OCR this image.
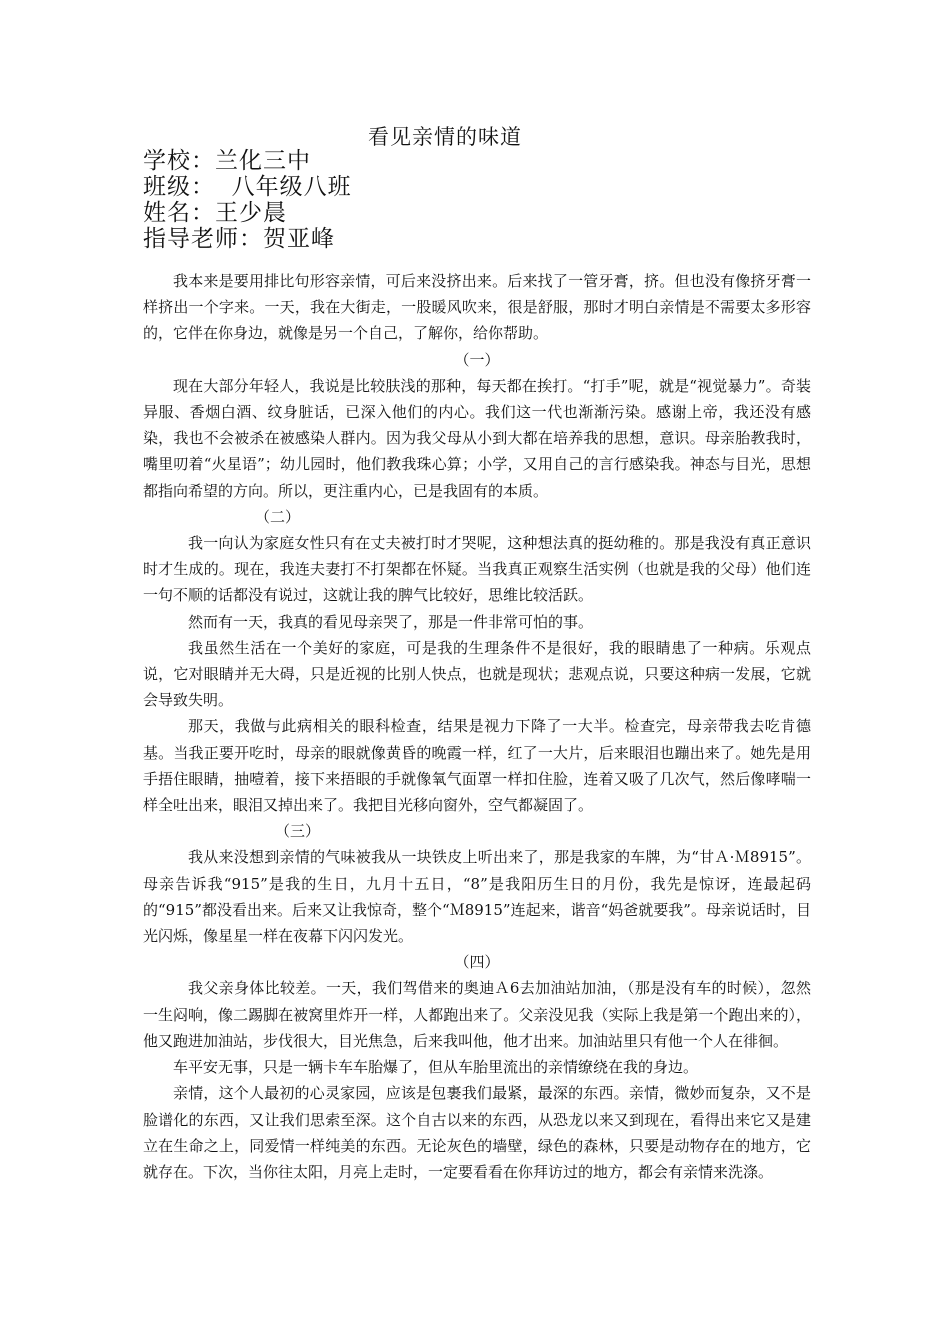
看见亲情的味道
学校：兰化三中
班级：  八年级八班
姓名：王少晨
指导老师：贺亚峰

我本来是要用排比句形容亲情，可后来没挤出来。后来找了一管牙膏，挤。但也没有像挤牙膏一样挤出一个字来。一天，我在大街走，一股暖风吹来，很是舒服，那时才明白亲情是不需要太多形容的，它伴在你身边，就像是另一个自己，了解你，给你帮助。

（一）

现在大部分年轻人，我说是比较肤浅的那种，每天都在挨打。“打手”呢，就是“视觉暴力”。奇装异服、香烟白酒、纹身脏话，已深入他们的内心。我们这一代也渐渐污染。感谢上帝，我还没有感染，我也不会被杀在被感染人群内。因为我父母从小到大都在培养我的思想，意识。母亲胎教我时，嘴里叨着“火星语”；幼儿园时，他们教我珠心算；小学，又用自己的言行感染我。神态与目光，思想都指向希望的方向。所以，更注重内心，已是我固有的本质。

（二）

我一向认为家庭女性只有在丈夫被打时才哭呢，这种想法真的挺幼稚的。那是我没有真正意识时才生成的。现在，我连夫妻打不打架都在怀疑。当我真正观察生活实例（也就是我的父母）他们连一句不顺的话都没有说过，这就让我的脾气比较好，思维比较活跃。

然而有一天，我真的看见母亲哭了，那是一件非常可怕的事。

我虽然生活在一个美好的家庭，可是我的生理条件不是很好，我的眼睛患了一种病。乐观点说，它对眼睛并无大碍，只是近视的比别人快点，也就是现状；悲观点说，只要这种病一发展，它就会导致失明。

那天，我做与此病相关的眼科检查，结果是视力下降了一大半。检查完，母亲带我去吃肯德基。当我正要开吃时，母亲的眼就像黄昏的晚霞一样，红了一大片，后来眼泪也蹦出来了。她先是用手捂住眼睛，抽噎着，接下来捂眼的手就像氧气面罩一样扣住脸，连着又吸了几次气，然后像哮喘一样全吐出来，眼泪又掉出来了。我把目光移向窗外，空气都凝固了。

（三）

我从来没想到亲情的气味被我从一块铁皮上听出来了，那是我家的车牌，为“甘Ａ·Ｍ8915”。母亲告诉我“915”是我的生日，九月十五日，“8”是我阳历生日的月份，我先是惊讶，连最起码的“915”都没看出来。后来又让我惊奇，整个“Ｍ8915”连起来，谐音“妈爸就要我”。母亲说话时，目光闪烁，像星星一样在夜幕下闪闪发光。

（四）

我父亲身体比较差。一天，我们驾借来的奥迪Ａ6去加油站加油，（那是没有车的时候），忽然一生闷响，像二踢脚在被窝里炸开一样，人都跑出来了。父亲没见我（实际上我是第一个跑出来的），他又跑进加油站，步伐很大，目光焦急，后来我叫他，他才出来。加油站里只有他一个人在徘徊。

车平安无事，只是一辆卡车车胎爆了，但从车胎里流出的亲情缭绕在我的身边。

亲情，这个人最初的心灵家园，应该是包裹我们最紧，最深的东西。亲情，微妙而复杂，又不是脸谱化的东西，又让我们思索至深。这个自古以来的东西，从恐龙以来又到现在，看得出来它又是建立在生命之上，同爱情一样纯美的东西。无论灰色的墙壁，绿色的森林，只要是动物存在的地方，它就存在。下次，当你往太阳，月亮上走时，一定要看看在你拜访过的地方，都会有亲情来洗涤。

# Stated exercise
Write the listing above out again exactly, dropping each image.

# The output
OCR this image.
看见亲情的味道
学校：兰化三中
班级：  八年级八班
姓名：王少晨
指导老师：贺亚峰

我本来是要用排比句形容亲情，可后来没挤出来。后来找了一管牙膏，挤。但也没有像挤牙膏一样挤出一个字来。一天，我在大街走，一股暖风吹来，很是舒服，那时才明白亲情是不需要太多形容的，它伴在你身边，就像是另一个自己，了解你，给你帮助。

（一）

现在大部分年轻人，我说是比较肤浅的那种，每天都在挨打。“打手”呢，就是“视觉暴力”。奇装异服、香烟白酒、纹身脏话，已深入他们的内心。我们这一代也渐渐污染。感谢上帝，我还没有感染，我也不会被杀在被感染人群内。因为我父母从小到大都在培养我的思想，意识。母亲胎教我时，嘴里叨着“火星语”；幼儿园时，他们教我珠心算；小学，又用自己的言行感染我。神态与目光，思想都指向希望的方向。所以，更注重内心，已是我固有的本质。

（二）

我一向认为家庭女性只有在丈夫被打时才哭呢，这种想法真的挺幼稚的。那是我没有真正意识时才生成的。现在，我连夫妻打不打架都在怀疑。当我真正观察生活实例（也就是我的父母）他们连一句不顺的话都没有说过，这就让我的脾气比较好，思维比较活跃。

然而有一天，我真的看见母亲哭了，那是一件非常可怕的事。

我虽然生活在一个美好的家庭，可是我的生理条件不是很好，我的眼睛患了一种病。乐观点说，它对眼睛并无大碍，只是近视的比别人快点，也就是现状；悲观点说，只要这种病一发展，它就会导致失明。

那天，我做与此病相关的眼科检查，结果是视力下降了一大半。检查完，母亲带我去吃肯德基。当我正要开吃时，母亲的眼就像黄昏的晚霞一样，红了一大片，后来眼泪也蹦出来了。她先是用手捂住眼睛，抽噎着，接下来捂眼的手就像氧气面罩一样扣住脸，连着又吸了几次气，然后像哮喘一样全吐出来，眼泪又掉出来了。我把目光移向窗外，空气都凝固了。

（三）

我从来没想到亲情的气味被我从一块铁皮上听出来了，那是我家的车牌，为“甘Ａ·Ｍ8915”。母亲告诉我“915”是我的生日，九月十五日，“8”是我阳历生日的月份，我先是惊讶，连最起码的“915”都没看出来。后来又让我惊奇，整个“Ｍ8915”连起来，谐音“妈爸就要我”。母亲说话时，目光闪烁，像星星一样在夜幕下闪闪发光。

（四）

我父亲身体比较差。一天，我们驾借来的奥迪Ａ6去加油站加油，（那是没有车的时候），忽然一生闷响，像二踢脚在被窝里炸开一样，人都跑出来了。父亲没见我（实际上我是第一个跑出来的），他又跑进加油站，步伐很大，目光焦急，后来我叫他，他才出来。加油站里只有他一个人在徘徊。

车平安无事，只是一辆卡车车胎爆了，但从车胎里流出的亲情缭绕在我的身边。

亲情，这个人最初的心灵家园，应该是包裹我们最紧，最深的东西。亲情，微妙而复杂，又不是脸谱化的东西，又让我们思索至深。这个自古以来的东西，从恐龙以来又到现在，看得出来它又是建立在生命之上，同爱情一样纯美的东西。无论灰色的墙壁，绿色的森林，只要是动物存在的地方，它就存在。下次，当你往太阳，月亮上走时，一定要看看在你拜访过的地方，都会有亲情来洗涤。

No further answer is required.